# Excerpted records:
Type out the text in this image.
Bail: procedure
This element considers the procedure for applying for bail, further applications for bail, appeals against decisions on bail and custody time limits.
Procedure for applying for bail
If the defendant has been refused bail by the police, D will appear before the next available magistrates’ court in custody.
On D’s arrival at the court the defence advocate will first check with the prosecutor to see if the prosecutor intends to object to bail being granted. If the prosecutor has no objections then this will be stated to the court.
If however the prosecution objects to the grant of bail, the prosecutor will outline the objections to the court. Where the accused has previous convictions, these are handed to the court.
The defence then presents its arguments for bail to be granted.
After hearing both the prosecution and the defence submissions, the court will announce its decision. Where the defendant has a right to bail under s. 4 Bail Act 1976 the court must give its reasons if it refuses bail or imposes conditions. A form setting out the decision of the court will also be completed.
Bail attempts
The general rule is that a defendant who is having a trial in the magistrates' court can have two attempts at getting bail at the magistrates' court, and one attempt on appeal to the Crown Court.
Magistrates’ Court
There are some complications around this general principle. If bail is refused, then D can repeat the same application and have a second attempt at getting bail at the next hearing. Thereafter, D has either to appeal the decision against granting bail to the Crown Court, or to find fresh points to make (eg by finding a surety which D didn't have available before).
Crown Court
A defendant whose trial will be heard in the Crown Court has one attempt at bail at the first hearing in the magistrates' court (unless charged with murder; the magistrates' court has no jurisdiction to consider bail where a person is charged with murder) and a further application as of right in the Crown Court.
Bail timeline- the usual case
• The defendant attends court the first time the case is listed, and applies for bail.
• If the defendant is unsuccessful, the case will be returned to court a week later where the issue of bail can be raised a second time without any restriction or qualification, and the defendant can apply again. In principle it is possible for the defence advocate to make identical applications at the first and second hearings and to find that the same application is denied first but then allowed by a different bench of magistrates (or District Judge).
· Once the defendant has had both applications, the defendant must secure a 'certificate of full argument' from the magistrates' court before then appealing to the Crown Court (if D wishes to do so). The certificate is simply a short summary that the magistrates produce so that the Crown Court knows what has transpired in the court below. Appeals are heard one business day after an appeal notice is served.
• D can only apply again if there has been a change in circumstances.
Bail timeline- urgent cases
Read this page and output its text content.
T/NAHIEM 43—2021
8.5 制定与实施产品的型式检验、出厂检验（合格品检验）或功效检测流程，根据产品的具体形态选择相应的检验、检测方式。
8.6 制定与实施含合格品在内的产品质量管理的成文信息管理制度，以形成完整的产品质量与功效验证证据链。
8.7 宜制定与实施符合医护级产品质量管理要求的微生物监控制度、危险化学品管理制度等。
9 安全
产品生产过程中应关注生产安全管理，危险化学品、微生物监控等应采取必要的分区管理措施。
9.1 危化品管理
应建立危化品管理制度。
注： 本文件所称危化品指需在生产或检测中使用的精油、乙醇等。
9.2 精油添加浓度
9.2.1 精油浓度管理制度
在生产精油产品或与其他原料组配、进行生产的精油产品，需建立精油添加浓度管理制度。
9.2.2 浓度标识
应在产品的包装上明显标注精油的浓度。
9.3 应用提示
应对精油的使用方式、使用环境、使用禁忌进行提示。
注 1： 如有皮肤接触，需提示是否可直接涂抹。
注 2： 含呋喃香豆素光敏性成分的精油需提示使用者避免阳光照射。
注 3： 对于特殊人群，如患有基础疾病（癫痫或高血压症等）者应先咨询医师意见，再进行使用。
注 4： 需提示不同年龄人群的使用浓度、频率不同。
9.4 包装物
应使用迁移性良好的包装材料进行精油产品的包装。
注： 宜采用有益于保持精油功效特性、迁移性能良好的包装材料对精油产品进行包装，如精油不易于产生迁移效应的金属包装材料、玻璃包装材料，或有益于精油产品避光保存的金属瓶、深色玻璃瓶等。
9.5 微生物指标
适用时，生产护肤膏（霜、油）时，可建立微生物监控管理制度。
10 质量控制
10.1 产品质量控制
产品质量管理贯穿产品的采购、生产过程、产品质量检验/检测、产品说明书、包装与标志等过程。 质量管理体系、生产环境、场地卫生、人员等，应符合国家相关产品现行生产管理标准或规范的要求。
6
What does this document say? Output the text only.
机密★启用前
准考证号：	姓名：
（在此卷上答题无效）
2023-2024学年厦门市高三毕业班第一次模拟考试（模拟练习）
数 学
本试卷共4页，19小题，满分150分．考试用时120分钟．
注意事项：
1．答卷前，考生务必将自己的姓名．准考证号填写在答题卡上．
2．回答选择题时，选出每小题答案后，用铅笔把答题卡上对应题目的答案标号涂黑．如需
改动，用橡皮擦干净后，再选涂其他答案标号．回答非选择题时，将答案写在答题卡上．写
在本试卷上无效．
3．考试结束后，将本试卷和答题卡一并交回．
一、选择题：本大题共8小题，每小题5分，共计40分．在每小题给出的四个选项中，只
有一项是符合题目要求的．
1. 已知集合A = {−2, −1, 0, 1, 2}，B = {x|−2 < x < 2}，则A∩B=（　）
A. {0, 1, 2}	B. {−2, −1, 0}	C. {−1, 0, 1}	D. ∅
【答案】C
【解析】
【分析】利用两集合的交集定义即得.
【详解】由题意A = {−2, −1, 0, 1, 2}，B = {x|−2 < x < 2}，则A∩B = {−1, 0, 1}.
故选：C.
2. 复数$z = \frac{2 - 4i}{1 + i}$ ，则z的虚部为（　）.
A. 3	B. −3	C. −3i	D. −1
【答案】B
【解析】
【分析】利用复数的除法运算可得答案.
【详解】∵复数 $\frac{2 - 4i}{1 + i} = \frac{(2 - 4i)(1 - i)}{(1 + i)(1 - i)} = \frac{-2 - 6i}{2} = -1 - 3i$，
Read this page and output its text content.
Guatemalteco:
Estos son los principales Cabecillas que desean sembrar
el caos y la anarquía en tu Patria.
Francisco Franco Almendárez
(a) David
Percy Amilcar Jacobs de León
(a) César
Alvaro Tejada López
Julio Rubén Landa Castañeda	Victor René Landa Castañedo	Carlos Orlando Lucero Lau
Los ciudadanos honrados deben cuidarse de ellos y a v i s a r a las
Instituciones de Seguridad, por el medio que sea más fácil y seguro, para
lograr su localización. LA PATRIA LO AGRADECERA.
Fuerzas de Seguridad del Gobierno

# What this task involves:
Which lines of the data above contain "Seguridad"? Copy each one.

# Exercise response:
Instituciones de Seguridad, por el medio que sea más fácil y seguro, para
Fuerzas de Seguridad del Gobierno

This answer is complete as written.